#### SET PROBLEM:
State how many lines of the records contain the string "mathématique", and give no other information.

* BEGIN MATERIAL FOR THIS TASK *

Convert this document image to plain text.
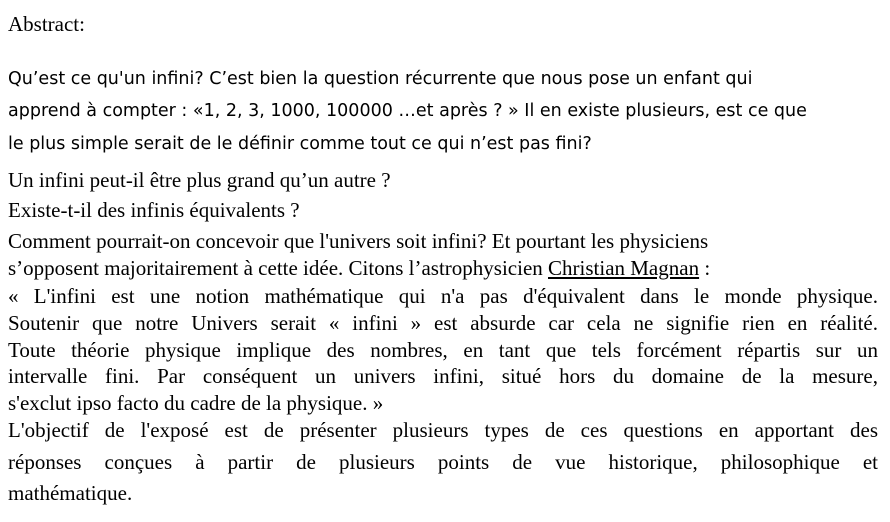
Abstract:
Qu’est ce qu'un infini? C’est bien la question récurrente que nous pose un enfant qui
apprend à compter : «1, 2, 3, 1000, 100000 …et après ? » Il en existe plusieurs, est ce que
le plus simple serait de le définir comme tout ce qui n’est pas fini?
Un infini peut-il être plus grand qu’un autre ?
Existe-t-il des infinis équivalents ?
Comment pourrait-on concevoir que l'univers soit infini? Et pourtant les physiciens
s’opposent majoritairement à cette idée. Citons l’astrophysicien Christian Magnan :
« L'infini est une notion mathématique qui n'a pas d'équivalent dans le monde physique.
Soutenir que notre Univers serait « infini » est absurde car cela ne signifie rien en réalité.
Toute théorie physique implique des nombres, en tant que tels forcément répartis sur un
intervalle fini. Par conséquent un univers infini, situé hors du domaine de la mesure,
s'exclut ipso facto du cadre de la physique. »
L'objectif de l'exposé est de présenter plusieurs types de ces questions en apportant des
réponses conçues à partir de plusieurs points de vue historique, philosophique et
mathématique.
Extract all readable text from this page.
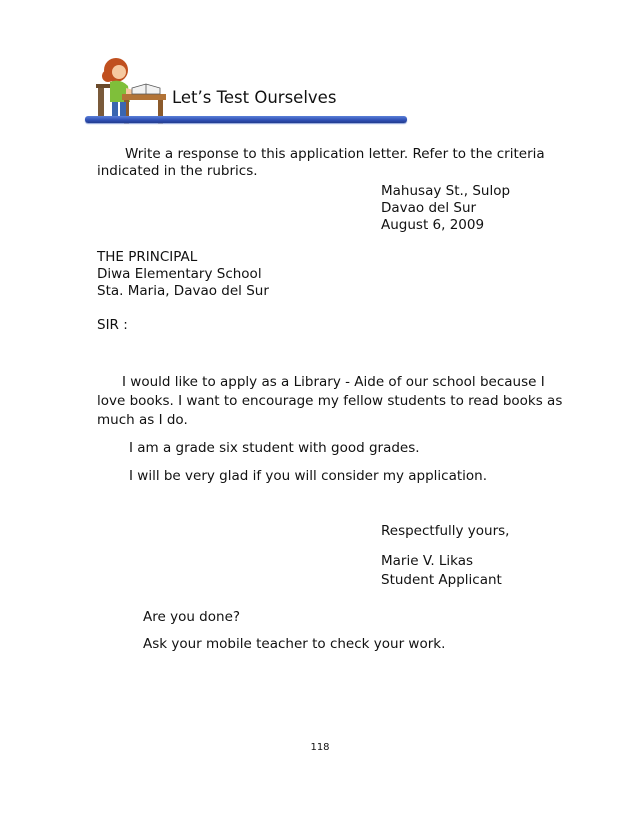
Let’s Test Ourselves
Write a response to this application letter. Refer to the criteria
indicated in the rubrics.
Mahusay St., Sulop
Davao del Sur
August 6, 2009
THE PRINCIPAL
Diwa Elementary School
Sta. Maria, Davao del Sur
SIR :
I would like to apply as a Library - Aide of our school because I
love books. I want to encourage my fellow students to read books as
much as I do.
I am a grade six student with good grades.
I will be very glad if you will consider my application.
Respectfully yours,
Marie V. Likas
Student Applicant
Are you done?
Ask your mobile teacher to check your work.
118
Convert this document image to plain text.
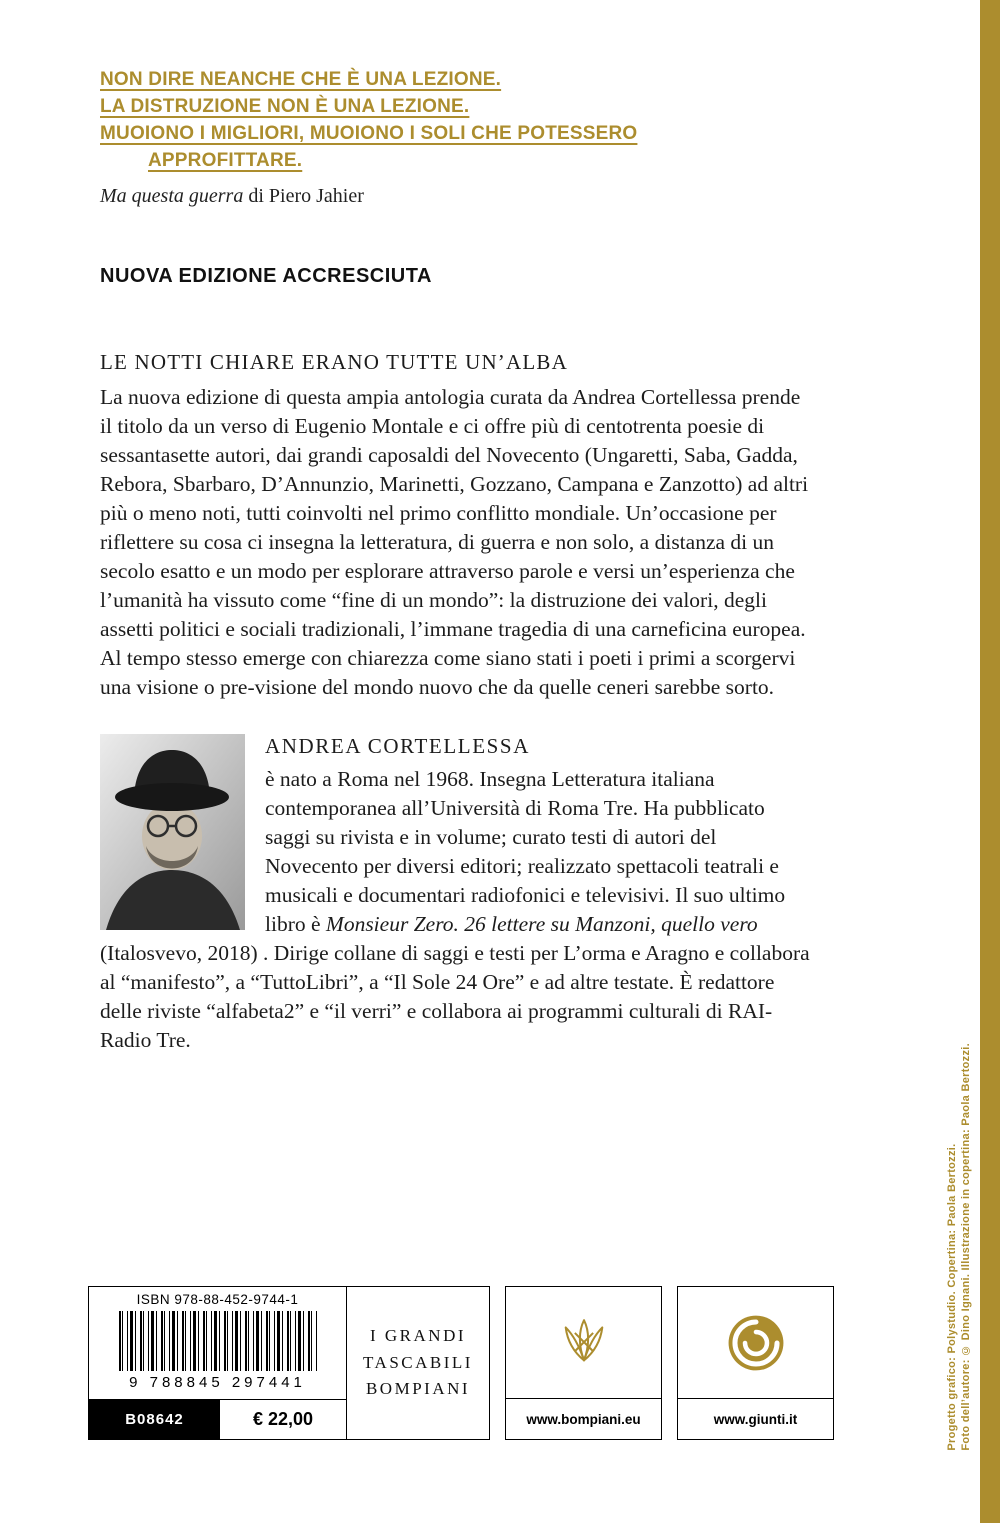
Foto dell’autore: © Dino Ignani. Illustrazione in copertina: Paola Bertozzi.
Progetto grafico: Polystudio. Copertina: Paola Bertozzi.
NON DIRE NEANCHE CHE È UNA LEZIONE.
LA DISTRUZIONE NON È UNA LEZIONE.
MUOIONO I MIGLIORI, MUOIONO I SOLI CHE POTESSERO
APPROFITTARE.
Ma questa guerra di Piero Jahier
NUOVA EDIZIONE ACCRESCIUTA
LE NOTTI CHIARE ERANO TUTTE UN’ALBA

La nuova edizione di questa ampia antologia curata da Andrea Cortellessa prende il titolo da un verso di Eugenio Montale e ci offre più di centotrenta poesie di sessantasette autori, dai grandi caposaldi del Novecento (Ungaretti, Saba, Gadda, Rebora, Sbarbaro, D’Annunzio, Marinetti, Gozzano, Campana e Zanzotto) ad altri più o meno noti, tutti coinvolti nel primo conflitto mondiale. Un’occasione per riflettere su cosa ci insegna la letteratura, di guerra e non solo, a distanza di un secolo esatto e un modo per esplorare attraverso parole e versi un’esperienza che l’umanità ha vissuto come “fine di un mondo”: la distruzione dei valori, degli assetti politici e sociali tradizionali, l’immane tragedia di una carneficina europea. Al tempo stesso emerge con chiarezza come siano stati i poeti i primi a scorgervi una visione o pre-visione del mondo nuovo che da quelle ceneri sarebbe sorto.

ANDREA CORTELLESSA

è nato a Roma nel 1968. Insegna Letteratura italiana contemporanea all’Università di Roma Tre. Ha pubblicato saggi su rivista e in volume; curato testi di autori del Novecento per diversi editori; realizzato spettacoli teatrali e musicali e documentari radiofonici e televisivi. Il suo ultimo libro è Monsieur Zero. 26 lettere su Manzoni, quello vero (Italosvevo, 2018) . Dirige collane di saggi e testi per L’orma e Aragno e collabora al “manifesto”, a “TuttoLibri”, a “Il Sole 24 Ore” e ad altre testate. È redattore delle riviste “alfabeta2” e “il verri” e collabora ai programmi culturali di RAI-Radio Tre.

ISBN 978-88-452-9744-1
9 788845 297441
I GRANDI
TASCABILI
BOMPIANI
B08642	€ 22,00	www.bompiani.eu	www.giunti.it
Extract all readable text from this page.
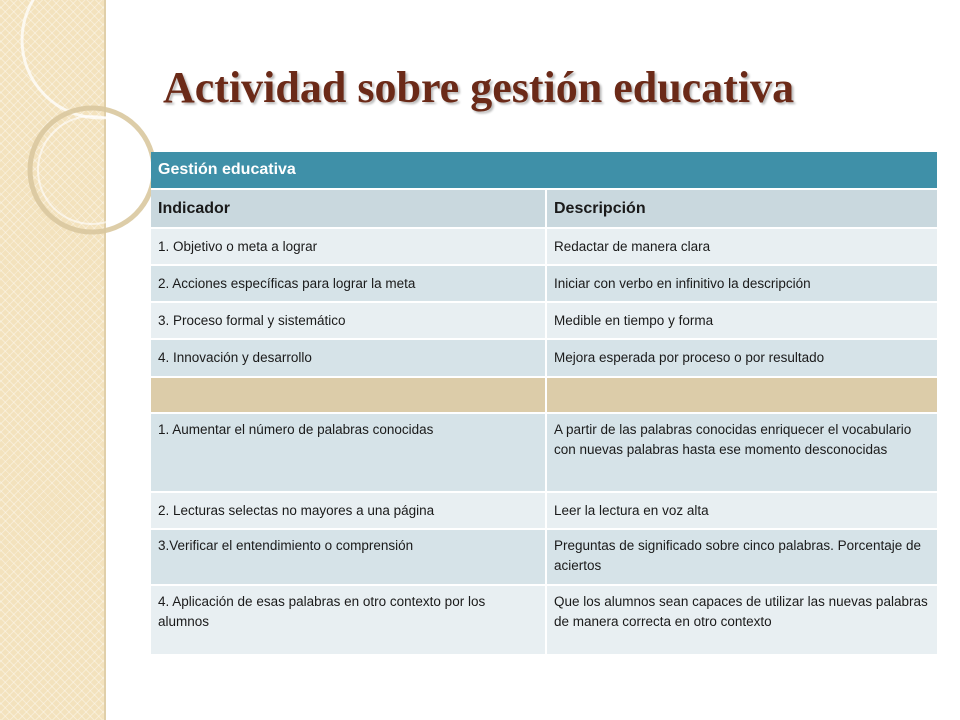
Actividad sobre gestión educativa
Gestión educativa	
Indicador	Descripción
1. Objetivo o meta a lograr	Redactar de manera clara
2. Acciones específicas para lograr la meta	Iniciar con verbo en infinitivo la descripción
3. Proceso formal y sistemático	Medible en tiempo y forma
4. Innovación y desarrollo	Mejora esperada por proceso o por resultado

1. Aumentar el número de palabras conocidas	A partir de las palabras conocidas enriquecer el vocabulario con nuevas palabras hasta ese momento desconocidas
2. Lecturas selectas no mayores a una página	Leer la lectura en voz alta
3.Verificar el entendimiento o comprensión	Preguntas de significado sobre cinco palabras. Porcentaje de aciertos
4. Aplicación de esas palabras en otro contexto por los alumnos	Que los alumnos sean capaces de utilizar las nuevas palabras de manera correcta en otro contexto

* END MATERIAL FOR THIS TASK *

#### RESULT OF THIS EXERCISE:
2